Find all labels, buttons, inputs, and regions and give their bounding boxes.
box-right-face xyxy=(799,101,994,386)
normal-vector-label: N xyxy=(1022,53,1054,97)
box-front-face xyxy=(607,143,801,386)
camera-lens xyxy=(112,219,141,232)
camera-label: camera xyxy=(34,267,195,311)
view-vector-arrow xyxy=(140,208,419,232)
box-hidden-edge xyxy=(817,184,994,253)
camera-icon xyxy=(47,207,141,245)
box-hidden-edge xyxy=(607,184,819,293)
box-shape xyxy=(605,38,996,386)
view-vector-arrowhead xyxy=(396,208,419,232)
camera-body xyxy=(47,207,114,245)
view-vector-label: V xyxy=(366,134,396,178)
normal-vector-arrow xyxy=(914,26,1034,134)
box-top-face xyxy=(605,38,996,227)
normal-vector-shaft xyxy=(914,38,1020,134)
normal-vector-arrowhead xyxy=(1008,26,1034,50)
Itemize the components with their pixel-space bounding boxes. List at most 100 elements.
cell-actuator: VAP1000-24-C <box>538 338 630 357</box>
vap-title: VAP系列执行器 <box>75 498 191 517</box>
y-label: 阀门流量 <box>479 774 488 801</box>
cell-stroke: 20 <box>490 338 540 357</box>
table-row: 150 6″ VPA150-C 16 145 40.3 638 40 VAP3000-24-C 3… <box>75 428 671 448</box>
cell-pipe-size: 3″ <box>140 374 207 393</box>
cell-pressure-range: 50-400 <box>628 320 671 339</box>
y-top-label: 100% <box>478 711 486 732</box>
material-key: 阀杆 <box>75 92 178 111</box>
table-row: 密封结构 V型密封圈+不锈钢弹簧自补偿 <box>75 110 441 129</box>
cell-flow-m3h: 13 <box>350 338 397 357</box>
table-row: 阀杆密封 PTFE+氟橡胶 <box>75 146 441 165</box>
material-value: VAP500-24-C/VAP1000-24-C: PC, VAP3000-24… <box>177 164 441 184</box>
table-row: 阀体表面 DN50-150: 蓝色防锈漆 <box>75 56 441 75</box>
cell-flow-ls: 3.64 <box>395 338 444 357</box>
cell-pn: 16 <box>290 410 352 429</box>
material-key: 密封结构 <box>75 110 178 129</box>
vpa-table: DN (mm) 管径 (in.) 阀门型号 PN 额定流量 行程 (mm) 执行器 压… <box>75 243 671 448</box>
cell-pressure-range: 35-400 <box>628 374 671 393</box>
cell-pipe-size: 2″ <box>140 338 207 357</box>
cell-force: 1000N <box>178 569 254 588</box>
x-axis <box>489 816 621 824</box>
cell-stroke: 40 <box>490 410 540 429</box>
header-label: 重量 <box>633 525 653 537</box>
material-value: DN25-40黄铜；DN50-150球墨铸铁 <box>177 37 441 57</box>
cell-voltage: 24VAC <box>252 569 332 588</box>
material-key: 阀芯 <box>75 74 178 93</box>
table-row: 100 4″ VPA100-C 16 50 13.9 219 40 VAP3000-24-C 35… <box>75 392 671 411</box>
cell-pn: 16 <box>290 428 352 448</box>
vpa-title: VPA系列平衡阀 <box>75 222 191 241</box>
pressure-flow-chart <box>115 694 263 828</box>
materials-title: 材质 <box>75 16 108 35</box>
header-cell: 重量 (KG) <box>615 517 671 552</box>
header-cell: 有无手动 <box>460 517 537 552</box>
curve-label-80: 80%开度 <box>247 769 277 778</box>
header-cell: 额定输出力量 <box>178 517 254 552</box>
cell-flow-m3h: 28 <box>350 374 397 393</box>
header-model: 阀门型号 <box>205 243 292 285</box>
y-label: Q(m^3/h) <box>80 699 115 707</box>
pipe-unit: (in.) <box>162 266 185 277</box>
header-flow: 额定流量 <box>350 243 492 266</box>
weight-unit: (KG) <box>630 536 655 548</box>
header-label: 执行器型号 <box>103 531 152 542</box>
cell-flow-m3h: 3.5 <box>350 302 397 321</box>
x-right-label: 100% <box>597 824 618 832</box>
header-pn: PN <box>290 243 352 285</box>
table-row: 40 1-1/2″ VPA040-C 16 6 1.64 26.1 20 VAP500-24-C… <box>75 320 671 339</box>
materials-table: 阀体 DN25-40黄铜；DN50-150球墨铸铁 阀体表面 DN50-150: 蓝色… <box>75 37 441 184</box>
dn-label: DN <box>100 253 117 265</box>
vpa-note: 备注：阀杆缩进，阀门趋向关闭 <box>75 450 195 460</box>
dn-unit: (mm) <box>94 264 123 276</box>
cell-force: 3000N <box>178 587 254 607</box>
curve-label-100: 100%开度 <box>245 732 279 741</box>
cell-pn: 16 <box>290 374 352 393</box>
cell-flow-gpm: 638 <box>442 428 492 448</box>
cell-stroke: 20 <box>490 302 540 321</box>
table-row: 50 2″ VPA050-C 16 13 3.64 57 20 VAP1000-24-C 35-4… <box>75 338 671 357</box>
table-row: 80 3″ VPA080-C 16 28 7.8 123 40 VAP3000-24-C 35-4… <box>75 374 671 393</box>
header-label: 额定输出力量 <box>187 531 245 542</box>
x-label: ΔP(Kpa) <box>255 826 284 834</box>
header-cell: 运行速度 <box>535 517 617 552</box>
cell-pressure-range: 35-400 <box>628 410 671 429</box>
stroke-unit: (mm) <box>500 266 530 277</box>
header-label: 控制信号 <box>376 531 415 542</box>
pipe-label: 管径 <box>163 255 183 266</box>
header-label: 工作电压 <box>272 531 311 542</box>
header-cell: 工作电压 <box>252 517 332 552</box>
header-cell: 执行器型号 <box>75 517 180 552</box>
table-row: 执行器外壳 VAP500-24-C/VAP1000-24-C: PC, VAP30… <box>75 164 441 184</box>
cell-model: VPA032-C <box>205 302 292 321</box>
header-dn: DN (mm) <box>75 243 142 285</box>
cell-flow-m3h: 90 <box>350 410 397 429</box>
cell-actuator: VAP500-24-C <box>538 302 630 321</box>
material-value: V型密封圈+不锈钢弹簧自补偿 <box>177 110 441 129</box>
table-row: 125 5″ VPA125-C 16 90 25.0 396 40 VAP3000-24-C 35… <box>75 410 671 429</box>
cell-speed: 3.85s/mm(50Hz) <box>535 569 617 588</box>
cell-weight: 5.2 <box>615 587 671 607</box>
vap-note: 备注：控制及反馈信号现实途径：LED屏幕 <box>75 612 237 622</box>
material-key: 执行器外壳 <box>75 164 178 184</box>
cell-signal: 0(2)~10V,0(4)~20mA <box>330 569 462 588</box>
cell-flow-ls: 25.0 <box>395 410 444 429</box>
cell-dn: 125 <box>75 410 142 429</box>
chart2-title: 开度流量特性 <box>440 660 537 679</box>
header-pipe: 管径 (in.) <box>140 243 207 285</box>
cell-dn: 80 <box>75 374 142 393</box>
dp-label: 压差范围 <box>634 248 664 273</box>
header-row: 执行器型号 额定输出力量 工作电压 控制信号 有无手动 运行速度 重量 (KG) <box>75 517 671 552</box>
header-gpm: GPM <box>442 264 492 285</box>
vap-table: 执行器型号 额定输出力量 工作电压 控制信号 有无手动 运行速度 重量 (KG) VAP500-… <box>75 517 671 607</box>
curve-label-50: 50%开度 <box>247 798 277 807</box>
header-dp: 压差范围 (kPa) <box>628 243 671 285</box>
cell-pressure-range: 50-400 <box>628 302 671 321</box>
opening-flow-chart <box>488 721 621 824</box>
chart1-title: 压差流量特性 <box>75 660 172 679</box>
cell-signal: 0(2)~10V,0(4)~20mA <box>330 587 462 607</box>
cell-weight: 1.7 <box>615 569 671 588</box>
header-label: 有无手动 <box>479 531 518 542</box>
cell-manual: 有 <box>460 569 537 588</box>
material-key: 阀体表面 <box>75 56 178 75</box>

*PROBLEM DESCRIPTION*:
Reproduce the entire listing above word for word, keeping every line in its original order.

*FINAL ANSWER*:
Find all labels, buttons, inputs, and regions and give their bounding boxes.
box-right-face xyxy=(799,101,994,386)
normal-vector-label: N xyxy=(1022,53,1054,97)
box-front-face xyxy=(607,143,801,386)
camera-lens xyxy=(112,219,141,232)
camera-label: camera xyxy=(34,267,195,311)
view-vector-arrow xyxy=(140,208,419,232)
box-hidden-edge xyxy=(817,184,994,253)
camera-icon xyxy=(47,207,141,245)
box-hidden-edge xyxy=(607,184,819,293)
box-shape xyxy=(605,38,996,386)
view-vector-arrowhead xyxy=(396,208,419,232)
camera-body xyxy=(47,207,114,245)
view-vector-label: V xyxy=(366,134,396,178)
normal-vector-arrow xyxy=(914,26,1034,134)
box-top-face xyxy=(605,38,996,227)
normal-vector-shaft xyxy=(914,38,1020,134)
normal-vector-arrowhead xyxy=(1008,26,1034,50)
Itemize the components with their pixel-space bounding boxes. List at most 100 elements.
cell-actuator: VAP1000-24-C <box>538 338 630 357</box>
vap-title: VAP系列执行器 <box>75 498 191 517</box>
y-label: 阀门流量 <box>479 774 488 801</box>
cell-stroke: 20 <box>490 338 540 357</box>
table-row: 150 6″ VPA150-C 16 145 40.3 638 40 VAP3000-24-C 3… <box>75 428 671 448</box>
cell-pipe-size: 3″ <box>140 374 207 393</box>
cell-pressure-range: 50-400 <box>628 320 671 339</box>
y-top-label: 100% <box>478 711 486 732</box>
material-key: 阀杆 <box>75 92 178 111</box>
table-row: 密封结构 V型密封圈+不锈钢弹簧自补偿 <box>75 110 441 129</box>
cell-flow-m3h: 13 <box>350 338 397 357</box>
table-row: 阀杆密封 PTFE+氟橡胶 <box>75 146 441 165</box>
material-value: VAP500-24-C/VAP1000-24-C: PC, VAP3000-24… <box>177 164 441 184</box>
table-row: 阀体表面 DN50-150: 蓝色防锈漆 <box>75 56 441 75</box>
cell-flow-ls: 3.64 <box>395 338 444 357</box>
cell-pn: 16 <box>290 410 352 429</box>
material-key: 密封结构 <box>75 110 178 129</box>
vpa-table: DN (mm) 管径 (in.) 阀门型号 PN 额定流量 行程 (mm) 执行器 压… <box>75 243 671 448</box>
cell-pressure-range: 35-400 <box>628 374 671 393</box>
cell-pipe-size: 2″ <box>140 338 207 357</box>
cell-force: 1000N <box>178 569 254 588</box>
x-axis <box>489 816 621 824</box>
cell-stroke: 40 <box>490 410 540 429</box>
header-label: 重量 <box>633 525 653 537</box>
material-value: DN25-40黄铜；DN50-150球墨铸铁 <box>177 37 441 57</box>
cell-voltage: 24VAC <box>252 569 332 588</box>
material-key: 阀芯 <box>75 74 178 93</box>
table-row: 100 4″ VPA100-C 16 50 13.9 219 40 VAP3000-24-C 35… <box>75 392 671 411</box>
cell-pn: 16 <box>290 428 352 448</box>
vpa-title: VPA系列平衡阀 <box>75 222 191 241</box>
pressure-flow-chart <box>115 694 263 828</box>
materials-title: 材质 <box>75 16 108 35</box>
header-cell: 重量 (KG) <box>615 517 671 552</box>
header-cell: 有无手动 <box>460 517 537 552</box>
curve-label-80: 80%开度 <box>247 769 277 778</box>
header-cell: 额定输出力量 <box>178 517 254 552</box>
cell-flow-m3h: 28 <box>350 374 397 393</box>
header-model: 阀门型号 <box>205 243 292 285</box>
y-label: Q(m^3/h) <box>80 699 115 707</box>
pipe-unit: (in.) <box>162 266 185 277</box>
header-flow: 额定流量 <box>350 243 492 266</box>
weight-unit: (KG) <box>630 536 655 548</box>
header-label: 执行器型号 <box>103 531 152 542</box>
cell-flow-m3h: 3.5 <box>350 302 397 321</box>
x-right-label: 100% <box>597 824 618 832</box>
header-pn: PN <box>290 243 352 285</box>
table-row: 40 1-1/2″ VPA040-C 16 6 1.64 26.1 20 VAP500-24-C… <box>75 320 671 339</box>
materials-table: 阀体 DN25-40黄铜；DN50-150球墨铸铁 阀体表面 DN50-150: 蓝色… <box>75 37 441 184</box>
dn-label: DN <box>100 253 117 265</box>
vpa-note: 备注：阀杆缩进，阀门趋向关闭 <box>75 450 195 460</box>
dn-unit: (mm) <box>94 264 123 276</box>
cell-force: 3000N <box>178 587 254 607</box>
curve-label-100: 100%开度 <box>245 732 279 741</box>
cell-pn: 16 <box>290 374 352 393</box>
cell-flow-gpm: 638 <box>442 428 492 448</box>
cell-stroke: 20 <box>490 302 540 321</box>
table-row: 50 2″ VPA050-C 16 13 3.64 57 20 VAP1000-24-C 35-4… <box>75 338 671 357</box>
table-row: 80 3″ VPA080-C 16 28 7.8 123 40 VAP3000-24-C 35-4… <box>75 374 671 393</box>
header-label: 额定输出力量 <box>187 531 245 542</box>
x-label: ΔP(Kpa) <box>255 826 284 834</box>
header-cell: 运行速度 <box>535 517 617 552</box>
cell-pressure-range: 35-400 <box>628 410 671 429</box>
stroke-unit: (mm) <box>500 266 530 277</box>
header-label: 控制信号 <box>376 531 415 542</box>
pipe-label: 管径 <box>163 255 183 266</box>
header-label: 工作电压 <box>272 531 311 542</box>
header-cell: 工作电压 <box>252 517 332 552</box>
header-cell: 执行器型号 <box>75 517 180 552</box>
table-row: 执行器外壳 VAP500-24-C/VAP1000-24-C: PC, VAP30… <box>75 164 441 184</box>
cell-model: VPA032-C <box>205 302 292 321</box>
header-dn: DN (mm) <box>75 243 142 285</box>
cell-flow-m3h: 90 <box>350 410 397 429</box>
cell-actuator: VAP500-24-C <box>538 302 630 321</box>
material-value: V型密封圈+不锈钢弹簧自补偿 <box>177 110 441 129</box>
table-row: 125 5″ VPA125-C 16 90 25.0 396 40 VAP3000-24-C 35… <box>75 410 671 429</box>
cell-speed: 3.85s/mm(50Hz) <box>535 569 617 588</box>
cell-weight: 5.2 <box>615 587 671 607</box>
vap-note: 备注：控制及反馈信号现实途径：LED屏幕 <box>75 612 237 622</box>
material-key: 执行器外壳 <box>75 164 178 184</box>
cell-signal: 0(2)~10V,0(4)~20mA <box>330 569 462 588</box>
cell-flow-ls: 25.0 <box>395 410 444 429</box>
cell-dn: 125 <box>75 410 142 429</box>
chart2-title: 开度流量特性 <box>440 660 537 679</box>
header-pipe: 管径 (in.) <box>140 243 207 285</box>
cell-dn: 80 <box>75 374 142 393</box>
dp-label: 压差范围 <box>634 248 664 273</box>
header-row: 执行器型号 额定输出力量 工作电压 控制信号 有无手动 运行速度 重量 (KG) <box>75 517 671 552</box>
header-gpm: GPM <box>442 264 492 285</box>
vap-table: 执行器型号 额定输出力量 工作电压 控制信号 有无手动 运行速度 重量 (KG) VAP500-… <box>75 517 671 607</box>
curve-label-50: 50%开度 <box>247 798 277 807</box>
header-dp: 压差范围 (kPa) <box>628 243 671 285</box>
cell-pressure-range: 50-400 <box>628 302 671 321</box>
opening-flow-chart <box>488 721 621 824</box>
chart1-title: 压差流量特性 <box>75 660 172 679</box>
cell-signal: 0(2)~10V,0(4)~20mA <box>330 587 462 607</box>
cell-weight: 1.7 <box>615 569 671 588</box>
header-label: 有无手动 <box>479 531 518 542</box>
cell-manual: 有 <box>460 569 537 588</box>
material-key: 阀体表面 <box>75 56 178 75</box>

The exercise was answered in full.